[Required work]
Repeat every line of the data exactly, but not the pictures.

########

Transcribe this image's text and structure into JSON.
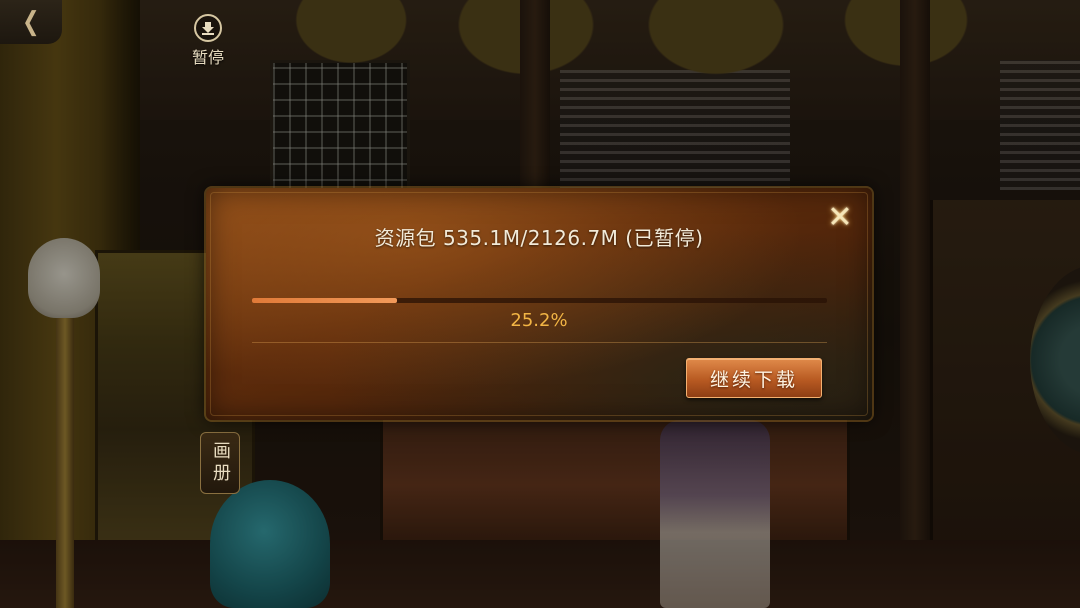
{
  "hud": {
    "back_icon": "back-arrow-icon",
    "back_glyph": "❮",
    "pause_icon": "download-icon",
    "pause_label": "暂停",
    "album_label": "画册"
  },
  "dialog": {
    "title": "资源包 535.1M/2126.7M (已暂停)",
    "progress": {
      "percent_value": 25.2,
      "percent_text": "25.2%"
    },
    "close_icon": "close-x-icon",
    "resume_button_label": "继续下载"
  },
  "colors": {
    "accent_orange": "#e07a38",
    "progress_text": "#f2b545",
    "button_gradient_top": "#e08a4a"
  }
}
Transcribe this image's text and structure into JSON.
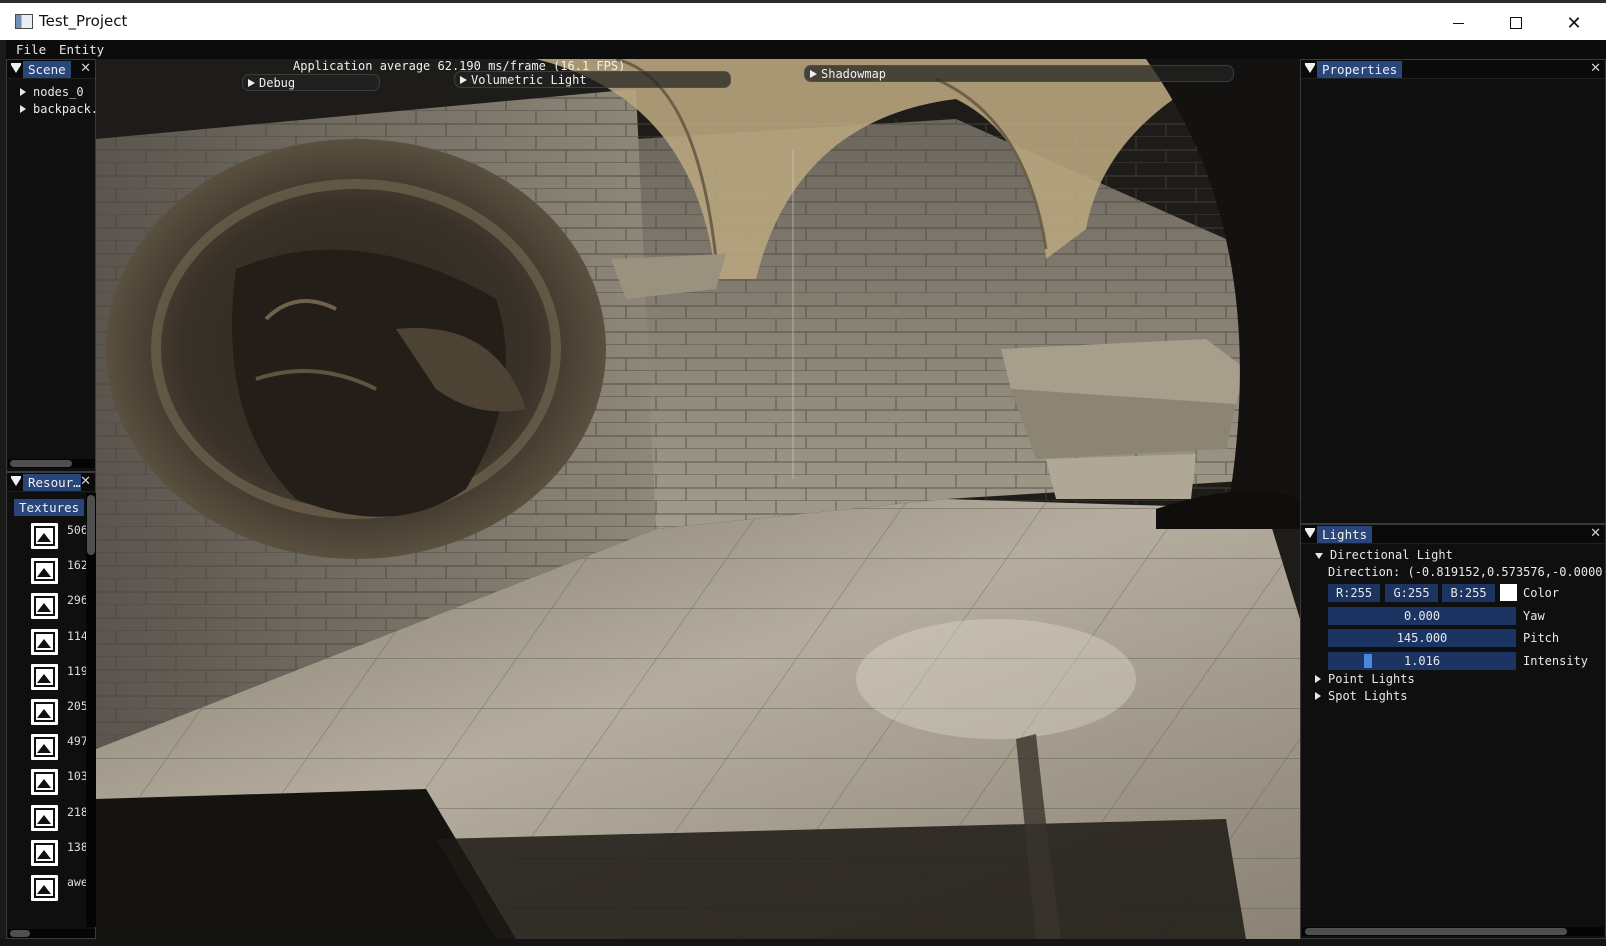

########

[Solution to the exercise]
Transcribe this image's text and structure into JSON.
{
  "hud": {
    "back_icon": "back-arrow-icon",
    "back_glyph": "❮",
    "pause_icon": "download-icon",
    "pause_label": "暂停",
    "album_label": "画册"
  },
  "dialog": {
    "title": "资源包 535.1M/2126.7M (已暂停)",
    "progress": {
      "percent_value": 25.2,
      "percent_text": "25.2%"
    },
    "close_icon": "close-x-icon",
    "resume_button_label": "继续下载"
  },
  "colors": {
    "accent_orange": "#e07a38",
    "progress_text": "#f2b545",
    "button_gradient_top": "#e08a4a"
  }
}
Transcribe this image's text and structure into JSON.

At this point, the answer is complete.